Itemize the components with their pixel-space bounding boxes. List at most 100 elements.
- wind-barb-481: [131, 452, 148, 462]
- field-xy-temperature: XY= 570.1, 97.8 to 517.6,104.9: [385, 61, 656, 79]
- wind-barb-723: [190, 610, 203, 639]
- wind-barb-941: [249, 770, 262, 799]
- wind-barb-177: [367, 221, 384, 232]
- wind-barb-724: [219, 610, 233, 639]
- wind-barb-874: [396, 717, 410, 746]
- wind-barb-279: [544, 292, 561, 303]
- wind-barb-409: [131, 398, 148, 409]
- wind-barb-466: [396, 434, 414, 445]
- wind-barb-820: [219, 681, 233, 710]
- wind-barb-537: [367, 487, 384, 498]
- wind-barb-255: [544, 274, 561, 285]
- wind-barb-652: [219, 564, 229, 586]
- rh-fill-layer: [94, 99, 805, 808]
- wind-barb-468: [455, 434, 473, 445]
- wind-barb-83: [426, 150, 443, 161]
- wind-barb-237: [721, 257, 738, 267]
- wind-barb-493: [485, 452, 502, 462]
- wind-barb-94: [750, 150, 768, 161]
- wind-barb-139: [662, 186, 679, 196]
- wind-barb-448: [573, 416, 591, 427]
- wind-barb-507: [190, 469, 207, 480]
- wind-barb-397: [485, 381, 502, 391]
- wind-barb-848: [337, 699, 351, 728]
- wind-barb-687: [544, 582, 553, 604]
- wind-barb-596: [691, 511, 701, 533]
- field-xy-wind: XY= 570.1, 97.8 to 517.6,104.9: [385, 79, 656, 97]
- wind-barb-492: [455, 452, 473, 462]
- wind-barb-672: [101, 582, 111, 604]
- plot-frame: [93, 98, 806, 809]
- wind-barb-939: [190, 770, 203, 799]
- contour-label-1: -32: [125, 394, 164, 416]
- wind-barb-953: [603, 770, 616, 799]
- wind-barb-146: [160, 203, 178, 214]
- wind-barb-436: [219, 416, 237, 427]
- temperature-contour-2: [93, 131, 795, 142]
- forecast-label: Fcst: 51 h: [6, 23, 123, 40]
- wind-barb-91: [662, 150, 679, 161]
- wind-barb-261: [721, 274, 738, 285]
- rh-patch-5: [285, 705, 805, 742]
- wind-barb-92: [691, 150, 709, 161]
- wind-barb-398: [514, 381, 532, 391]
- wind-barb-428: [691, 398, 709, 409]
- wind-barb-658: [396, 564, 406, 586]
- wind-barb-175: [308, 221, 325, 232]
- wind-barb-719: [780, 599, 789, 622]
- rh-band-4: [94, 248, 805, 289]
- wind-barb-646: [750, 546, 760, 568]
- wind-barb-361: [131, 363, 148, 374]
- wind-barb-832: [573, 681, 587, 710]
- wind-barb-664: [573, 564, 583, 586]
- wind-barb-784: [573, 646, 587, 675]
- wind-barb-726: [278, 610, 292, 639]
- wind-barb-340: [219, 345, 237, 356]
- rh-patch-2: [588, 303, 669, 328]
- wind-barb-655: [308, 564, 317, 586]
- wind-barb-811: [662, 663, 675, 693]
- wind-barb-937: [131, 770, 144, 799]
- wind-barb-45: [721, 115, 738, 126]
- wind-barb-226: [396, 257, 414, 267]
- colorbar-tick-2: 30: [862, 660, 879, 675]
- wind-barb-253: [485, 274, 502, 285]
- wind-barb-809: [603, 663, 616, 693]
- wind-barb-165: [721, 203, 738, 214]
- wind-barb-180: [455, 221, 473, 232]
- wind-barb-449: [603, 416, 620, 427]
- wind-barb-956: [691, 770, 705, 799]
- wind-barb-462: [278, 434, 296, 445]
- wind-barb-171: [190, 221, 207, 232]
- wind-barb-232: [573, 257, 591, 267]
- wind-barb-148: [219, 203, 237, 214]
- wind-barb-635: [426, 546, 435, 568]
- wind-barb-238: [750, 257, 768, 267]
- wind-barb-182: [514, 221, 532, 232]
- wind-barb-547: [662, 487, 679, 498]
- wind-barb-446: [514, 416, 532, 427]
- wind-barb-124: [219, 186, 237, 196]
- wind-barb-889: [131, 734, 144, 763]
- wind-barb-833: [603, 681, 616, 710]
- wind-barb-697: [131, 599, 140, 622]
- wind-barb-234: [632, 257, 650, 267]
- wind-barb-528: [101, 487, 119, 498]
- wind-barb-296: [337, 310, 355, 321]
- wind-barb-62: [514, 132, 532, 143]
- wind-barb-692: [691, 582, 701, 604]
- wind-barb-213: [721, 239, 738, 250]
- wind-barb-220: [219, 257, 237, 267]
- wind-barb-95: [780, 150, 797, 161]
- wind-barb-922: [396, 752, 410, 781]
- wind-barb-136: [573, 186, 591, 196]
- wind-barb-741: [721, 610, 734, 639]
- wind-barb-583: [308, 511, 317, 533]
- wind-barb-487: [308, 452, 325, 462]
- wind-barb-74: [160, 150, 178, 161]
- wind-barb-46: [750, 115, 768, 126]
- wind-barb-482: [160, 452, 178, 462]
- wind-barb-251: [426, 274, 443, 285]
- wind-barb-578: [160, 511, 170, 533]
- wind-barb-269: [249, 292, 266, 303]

*Work required*: Rewrite the records above with every instance of "wind-barb" replaced by "wind-arrow", leaving everything else unchanged.

*Task response*:
Itemize the components with their pixel-space bounding boxes. List at most 100 elements.
- wind-arrow-481: [131, 452, 148, 462]
- field-xy-temperature: XY= 570.1, 97.8 to 517.6,104.9: [385, 61, 656, 79]
- wind-arrow-723: [190, 610, 203, 639]
- wind-arrow-941: [249, 770, 262, 799]
- wind-arrow-177: [367, 221, 384, 232]
- wind-arrow-724: [219, 610, 233, 639]
- wind-arrow-874: [396, 717, 410, 746]
- wind-arrow-279: [544, 292, 561, 303]
- wind-arrow-409: [131, 398, 148, 409]
- wind-arrow-466: [396, 434, 414, 445]
- wind-arrow-820: [219, 681, 233, 710]
- wind-arrow-537: [367, 487, 384, 498]
- wind-arrow-255: [544, 274, 561, 285]
- wind-arrow-652: [219, 564, 229, 586]
- rh-fill-layer: [94, 99, 805, 808]
- wind-arrow-468: [455, 434, 473, 445]
- wind-arrow-83: [426, 150, 443, 161]
- wind-arrow-237: [721, 257, 738, 267]
- wind-arrow-493: [485, 452, 502, 462]
- wind-arrow-94: [750, 150, 768, 161]
- wind-arrow-139: [662, 186, 679, 196]
- wind-arrow-448: [573, 416, 591, 427]
- wind-arrow-507: [190, 469, 207, 480]
- wind-arrow-397: [485, 381, 502, 391]
- wind-arrow-848: [337, 699, 351, 728]
- wind-arrow-687: [544, 582, 553, 604]
- wind-arrow-596: [691, 511, 701, 533]
- field-xy-wind: XY= 570.1, 97.8 to 517.6,104.9: [385, 79, 656, 97]
- wind-arrow-492: [455, 452, 473, 462]
- wind-arrow-672: [101, 582, 111, 604]
- plot-frame: [93, 98, 806, 809]
- wind-arrow-939: [190, 770, 203, 799]
- contour-label-1: -32: [125, 394, 164, 416]
- wind-arrow-953: [603, 770, 616, 799]
- wind-arrow-146: [160, 203, 178, 214]
- wind-arrow-436: [219, 416, 237, 427]
- temperature-contour-2: [93, 131, 795, 142]
- forecast-label: Fcst: 51 h: [6, 23, 123, 40]
- wind-arrow-91: [662, 150, 679, 161]
- wind-arrow-261: [721, 274, 738, 285]
- rh-patch-5: [285, 705, 805, 742]
- wind-arrow-92: [691, 150, 709, 161]
- wind-arrow-398: [514, 381, 532, 391]
- wind-arrow-428: [691, 398, 709, 409]
- wind-arrow-658: [396, 564, 406, 586]
- wind-arrow-175: [308, 221, 325, 232]
- wind-arrow-719: [780, 599, 789, 622]
- rh-band-4: [94, 248, 805, 289]
- wind-arrow-646: [750, 546, 760, 568]
- wind-arrow-361: [131, 363, 148, 374]
- wind-arrow-832: [573, 681, 587, 710]
- wind-arrow-664: [573, 564, 583, 586]
- wind-arrow-784: [573, 646, 587, 675]
- wind-arrow-726: [278, 610, 292, 639]
- wind-arrow-340: [219, 345, 237, 356]
- rh-patch-2: [588, 303, 669, 328]
- wind-arrow-655: [308, 564, 317, 586]
- wind-arrow-811: [662, 663, 675, 693]
- wind-arrow-937: [131, 770, 144, 799]
- wind-arrow-45: [721, 115, 738, 126]
- wind-arrow-226: [396, 257, 414, 267]
- colorbar-tick-2: 30: [862, 660, 879, 675]
- wind-arrow-253: [485, 274, 502, 285]
- wind-arrow-809: [603, 663, 616, 693]
- wind-arrow-165: [721, 203, 738, 214]
- wind-arrow-180: [455, 221, 473, 232]
- wind-arrow-449: [603, 416, 620, 427]
- wind-arrow-956: [691, 770, 705, 799]
- wind-arrow-462: [278, 434, 296, 445]
- wind-arrow-171: [190, 221, 207, 232]
- wind-arrow-232: [573, 257, 591, 267]
- wind-arrow-148: [219, 203, 237, 214]
- wind-arrow-635: [426, 546, 435, 568]
- wind-arrow-238: [750, 257, 768, 267]
- wind-arrow-182: [514, 221, 532, 232]
- wind-arrow-547: [662, 487, 679, 498]
- wind-arrow-446: [514, 416, 532, 427]
- wind-arrow-124: [219, 186, 237, 196]
- wind-arrow-889: [131, 734, 144, 763]
- wind-arrow-833: [603, 681, 616, 710]
- wind-arrow-697: [131, 599, 140, 622]
- wind-arrow-234: [632, 257, 650, 267]
- wind-arrow-528: [101, 487, 119, 498]
- wind-arrow-296: [337, 310, 355, 321]
- wind-arrow-62: [514, 132, 532, 143]
- wind-arrow-692: [691, 582, 701, 604]
- wind-arrow-213: [721, 239, 738, 250]
- wind-arrow-220: [219, 257, 237, 267]
- wind-arrow-95: [780, 150, 797, 161]
- wind-arrow-922: [396, 752, 410, 781]
- wind-arrow-136: [573, 186, 591, 196]
- wind-arrow-741: [721, 610, 734, 639]
- wind-arrow-583: [308, 511, 317, 533]
- wind-arrow-487: [308, 452, 325, 462]
- wind-arrow-74: [160, 150, 178, 161]
- wind-arrow-46: [750, 115, 768, 126]
- wind-arrow-482: [160, 452, 178, 462]
- wind-arrow-251: [426, 274, 443, 285]
- wind-arrow-578: [160, 511, 170, 533]
- wind-arrow-269: [249, 292, 266, 303]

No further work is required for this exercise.